• [Task requirements] Write out every entry precisely as given, leaving the pictures out.
>> Begin
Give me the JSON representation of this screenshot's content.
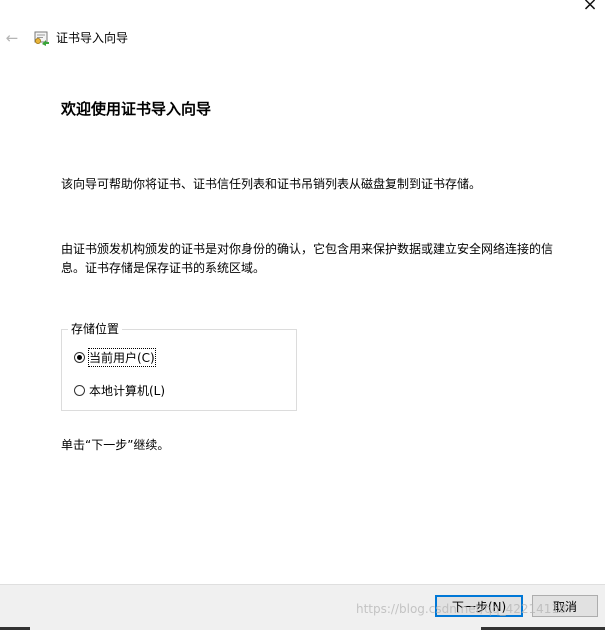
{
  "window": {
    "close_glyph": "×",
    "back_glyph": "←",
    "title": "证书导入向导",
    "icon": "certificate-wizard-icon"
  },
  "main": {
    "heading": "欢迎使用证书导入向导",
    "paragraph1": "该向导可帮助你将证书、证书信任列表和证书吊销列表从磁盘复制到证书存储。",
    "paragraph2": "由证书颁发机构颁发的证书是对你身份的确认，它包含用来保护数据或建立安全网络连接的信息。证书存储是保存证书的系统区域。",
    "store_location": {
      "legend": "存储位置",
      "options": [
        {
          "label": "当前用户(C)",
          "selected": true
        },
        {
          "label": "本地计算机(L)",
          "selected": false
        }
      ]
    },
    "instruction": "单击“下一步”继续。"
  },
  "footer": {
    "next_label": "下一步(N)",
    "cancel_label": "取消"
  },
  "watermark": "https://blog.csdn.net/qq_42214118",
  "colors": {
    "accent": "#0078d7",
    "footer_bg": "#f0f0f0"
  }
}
>> End
• [Solution to the exercise]
Give me the JSON representation of this screenshot's content.
{
  "window": {
    "close_glyph": "×",
    "back_glyph": "←",
    "title": "证书导入向导",
    "icon": "certificate-wizard-icon"
  },
  "main": {
    "heading": "欢迎使用证书导入向导",
    "paragraph1": "该向导可帮助你将证书、证书信任列表和证书吊销列表从磁盘复制到证书存储。",
    "paragraph2": "由证书颁发机构颁发的证书是对你身份的确认，它包含用来保护数据或建立安全网络连接的信息。证书存储是保存证书的系统区域。",
    "store_location": {
      "legend": "存储位置",
      "options": [
        {
          "label": "当前用户(C)",
          "selected": true
        },
        {
          "label": "本地计算机(L)",
          "selected": false
        }
      ]
    },
    "instruction": "单击“下一步”继续。"
  },
  "footer": {
    "next_label": "下一步(N)",
    "cancel_label": "取消"
  },
  "watermark": "https://blog.csdn.net/qq_42214118",
  "colors": {
    "accent": "#0078d7",
    "footer_bg": "#f0f0f0"
  }
}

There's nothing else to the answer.